Saved data entries:
────────────────────────────────────────
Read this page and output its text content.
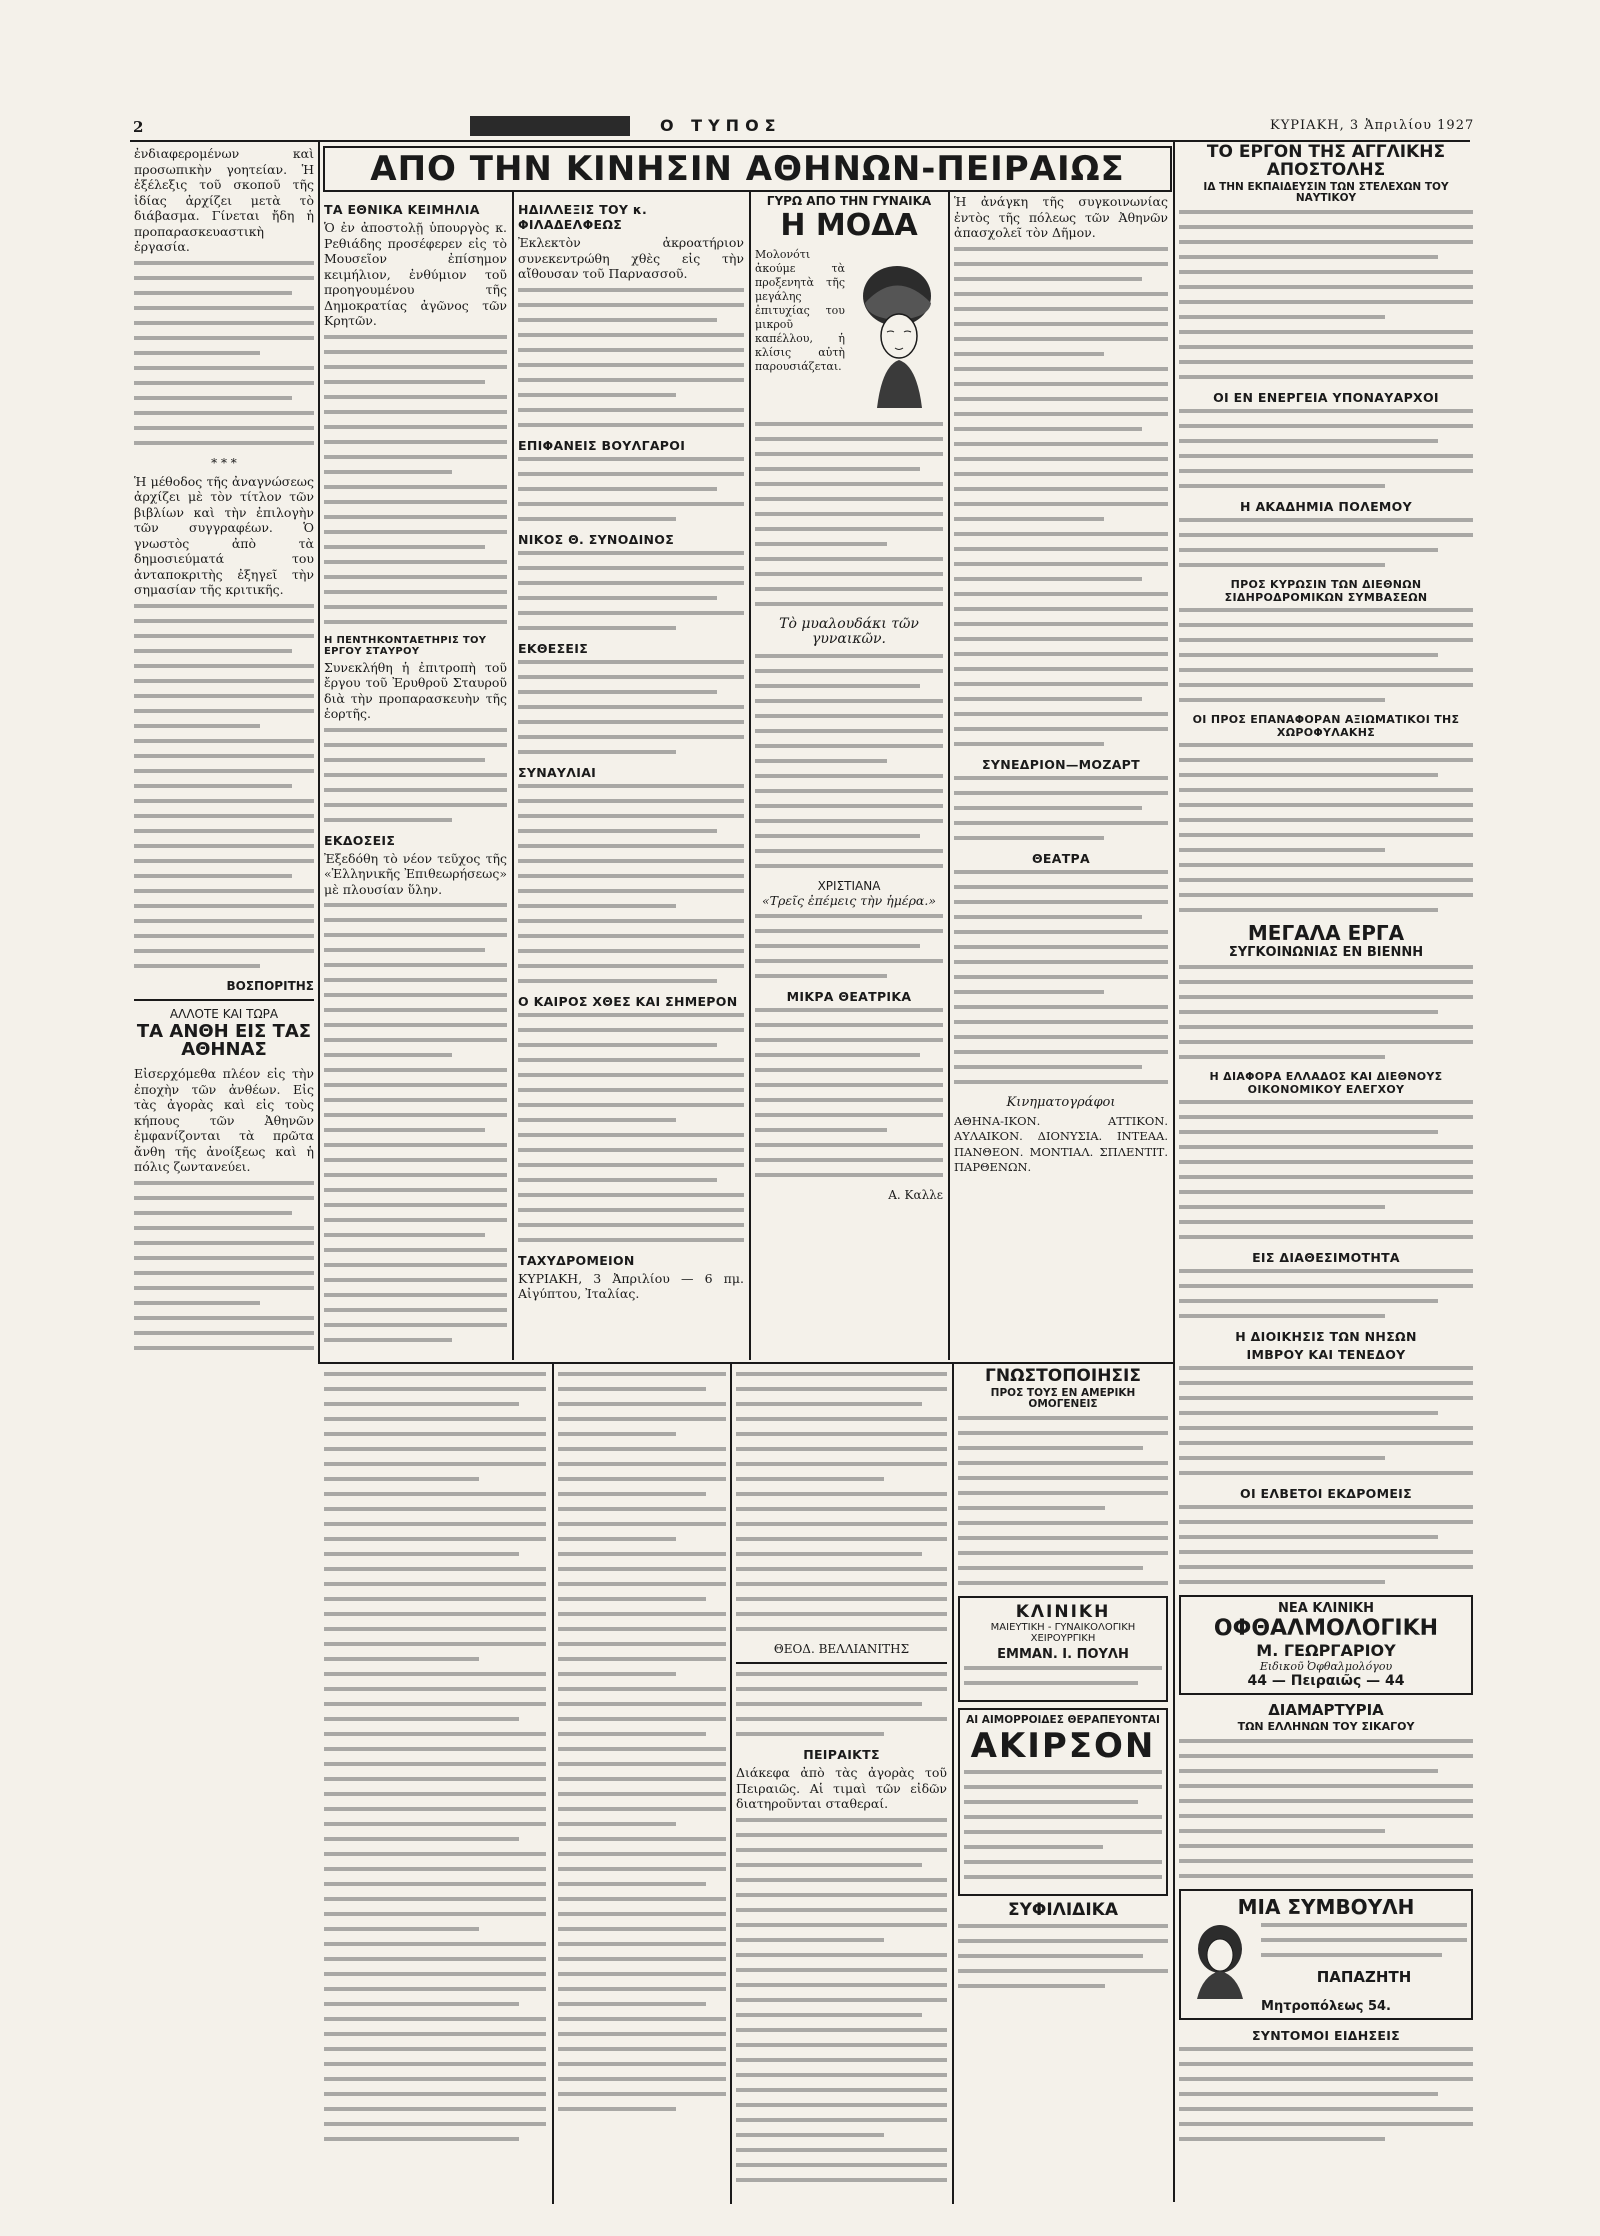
2	Ο ΤΥΠΟΣ	ΚΥΡΙΑΚΗ, 3 Ἀπριλίου 1927
ΑΠΟ ΤΗΝ ΚΙΝΗΣΙΝ ΑΘΗΝΩΝ-ΠΕΙΡΑΙΩΣ

ἐνδιαφερομένων καὶ προσωπικὴν γοητείαν. Ἡ ἐξέλεξις τοῦ σκοποῦ τῆς ἰδίας ἀρχίζει μετὰ τὸ διάβασμα. Γίνεται ἤδη ἡ προπαρασκευαστικὴ ἐργασία.

* * *

Ἡ μέθοδος τῆς ἀναγνώσεως ἀρχίζει μὲ τὸν τίτλον τῶν βιβλίων καὶ τὴν ἐπιλογὴν τῶν συγγραφέων. Ὁ γνωστὸς ἀπὸ τὰ δημοσιεύματά του ἀνταποκριτὴς ἐξηγεῖ τὴν σημασίαν τῆς κριτικῆς.

ΒΟΣΠΟΡΙΤΗΣ
ΑΛΛΟΤΕ ΚΑΙ ΤΩΡΑ
ΤΑ ΑΝΘΗ ΕΙΣ ΤΑΣ ΑΘΗΝΑΣ

Εἰσερχόμεθα πλέον εἰς τὴν ἐποχὴν τῶν ἀνθέων. Εἰς τὰς ἀγορὰς καὶ εἰς τοὺς κήπους τῶν Ἀθηνῶν ἐμφανίζονται τὰ πρῶτα ἄνθη τῆς ἀνοίξεως καὶ ἡ πόλις ζωντανεύει.

ΤΑ ΕΘΝΙΚΑ ΚΕΙΜΗΛΙΑ

Ὁ ἐν ἀποστολῇ ὑπουργὸς κ. Ρεθιάδης προσέφερεν εἰς τὸ Μουσεῖον ἐπίσημον κειμήλιον, ἐνθύμιον τοῦ προηγουμένου τῆς Δημοκρατίας ἀγῶνος τῶν Κρητῶν.

Η ΠΕΝΤΗΚΟΝΤΑΕΤΗΡΙΣ ΤΟΥ ΕΡΓΟΥ ΣΤΑΥΡΟΥ

Συνεκλήθη ἡ ἐπιτροπὴ τοῦ ἔργου τοῦ Ἐρυθροῦ Σταυροῦ διὰ τὴν προπαρασκευὴν τῆς ἑορτῆς.

ΕΚΔΟΣΕΙΣ

Ἐξεδόθη τὸ νέον τεῦχος τῆς «Ἑλληνικῆς Ἐπιθεωρήσεως» μὲ πλουσίαν ὕλην.

ΗΔΙΛΛΕΞΙΣ ΤΟΥ κ. ΦΙΛΑΔΕΛΦΕΩΣ

Ἐκλεκτὸν ἀκροατήριον συνεκεντρώθη χθὲς εἰς τὴν αἴθουσαν τοῦ Παρνασσοῦ.

ΕΠΙΦΑΝΕΙΣ ΒΟΥΛΓΑΡΟΙ
ΝΙΚΟΣ Θ. ΣΥΝΟΔΙΝΟΣ
ΕΚΘΕΣΕΙΣ
ΣΥΝΑΥΛΙΑΙ
Ο ΚΑΙΡΟΣ ΧΘΕΣ ΚΑΙ ΣΗΜΕΡΟΝ
ΤΑΧΥΔΡΟΜΕΙΟΝ

ΚΥΡΙΑΚΗ, 3 Ἀπριλίου — 6 πμ. Αἰγύπτου, Ἰταλίας.

ΓΥΡΩ ΑΠΟ ΤΗΝ ΓΥΝΑΙΚΑ
Η ΜΟΔΑ

Μολονότι ἀκούμε τὰ προξενητὰ τῆς μεγάλης ἐπιτυχίας του μικροῦ καπέλλου, ἡ κλίσις αὐτὴ παρουσιάζεται.

Τὸ μυαλουδάκι τῶν γυναικῶν.

ΧΡΙΣΤΙΑΝΑ

«Τρεῖς ἐπέμεις τὴν ἡμέρα.»

ΜΙΚΡΑ ΘΕΑΤΡΙΚΑ
Α. Καλλε

Ἡ ἀνάγκη τῆς συγκοινωνίας ἐντὸς τῆς πόλεως τῶν Ἀθηνῶν ἀπασχολεῖ τὸν Δῆμον.

ΣΥΝΕΔΡΙΟΝ—ΜΟΖΑΡΤ
ΘΕΑΤΡΑ
Κινηματογράφοι

ΑΘΗΝΑ-ΙΚΟΝ. ΑΤΤΙΚΟΝ. ΑΥΛΑΙΚΟΝ. ΔΙΟΝΥΣΙΑ. ΙΝΤΕΑΑ. ΠΑΝΘΕΟΝ. ΜΟΝΤΙΑΛ. ΣΠΛΕΝΤΙΤ. ΠΑΡΘΕΝΩΝ.

ΤΟ ΕΡΓΟΝ ΤΗΣ ΑΓΓΛΙΚΗΣ ΑΠΟΣΤΟΛΗΣ
ΙΔ ΤΗΝ ΕΚΠΑΙΔΕΥΣΙΝ ΤΩΝ ΣΤΕΛΕΧΩΝ ΤΟΥ ΝΑΥΤΙΚΟΥ
ΟΙ ΕΝ ΕΝΕΡΓΕΙΑ ΥΠΟΝΑΥΑΡΧΟΙ
Η ΑΚΑΔΗΜΙΑ ΠΟΛΕΜΟΥ
ΠΡΟΣ ΚΥΡΩΣΙΝ ΤΩΝ ΔΙΕΘΝΩΝ ΣΙΔΗΡΟΔΡΟΜΙΚΩΝ ΣΥΜΒΑΣΕΩΝ
ΟΙ ΠΡΟΣ ΕΠΑΝΑΦΟΡΑΝ ΑΞΙΩΜΑΤΙΚΟΙ ΤΗΣ ΧΩΡΟΦΥΛΑΚΗΣ
ΜΕΓΑΛΑ ΕΡΓΑ
ΣΥΓΚΟΙΝΩΝΙΑΣ ΕΝ ΒΙΕΝΝΗ
Η ΔΙΑΦΟΡΑ ΕΛΛΑΔΟΣ ΚΑΙ ΔΙΕΘΝΟΥΣ ΟΙΚΟΝΟΜΙΚΟΥ ΕΛΕΓΧΟΥ
ΕΙΣ ΔΙΑΘΕΣΙΜΟΤΗΤΑ
Η ΔΙΟΙΚΗΣΙΣ ΤΩΝ ΝΗΣΩΝ
ΙΜΒΡΟΥ ΚΑΙ ΤΕΝΕΔΟΥ
ΟΙ ΕΛΒΕΤΟΙ ΕΚΔΡΟΜΕΙΣ
ΝΕΑ ΚΛΙΝΙΚΗ
ΟΦΘΑΛΜΟΛΟΓΙΚΗ
Μ. ΓΕΩΡΓΑΡΙΟΥ
Ειδικοῦ Ὀφθαλμολόγου
44 — Πειραιῶς — 44
ΔΙΑΜΑΡΤΥΡΙΑ
ΤΩΝ ΕΛΛΗΝΩΝ ΤΟΥ ΣΙΚΑΓΟΥ
ΜΙΑ ΣΥΜΒΟΥΛΗ
ΠΑΠΑΖΗΤΗ
Μητροπόλεως 54.
ΣΥΝΤΟΜΟΙ ΕΙΔΗΣΕΙΣ
ΘΕΟΔ. ΒΕΛΛΙΑΝΙΤΗΣ
ΠΕΙΡΑΙΚΤΣ

Διάκεφα ἀπὸ τὰς ἀγορὰς τοῦ Πειραιῶς. Αἱ τιμαὶ τῶν εἰδῶν διατηροῦνται σταθεραί.

ΓΝΩΣΤΟΠΟΙΗΣΙΣ
ΠΡΟΣ ΤΟΥΣ ΕΝ ΑΜΕΡΙΚΗ ΟΜΟΓΕΝΕΙΣ
ΚΛΙΝΙΚΗ
ΜΑΙΕΥΤΙΚΗ - ΓΥΝΑΙΚΟΛΟΓΙΚΗ ΧΕΙΡΟΥΡΓΙΚΗ
ΕΜΜΑΝ. Ι. ΠΟΥΛΗ
ΑΙ ΑΙΜΟΡΡΟΙΔΕΣ ΘΕΡΑΠΕΥΟΝΤΑΙ
ΑΚΙΡΣΟΝ
ΣΥΦΙΛΙΔΙΚΑ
────────────────────────────────────────
• Task brief: Looking at the data above, show all lines where the word "ΚΥΡΙΑΚΗ" occurs.

• Output of the task:
2	Ο ΤΥΠΟΣ	ΚΥΡΙΑΚΗ, 3 Ἀπριλίου 1927
ΚΥΡΙΑΚΗ, 3 Ἀπριλίου — 6 πμ. Αἰγύπτου, Ἰταλίας.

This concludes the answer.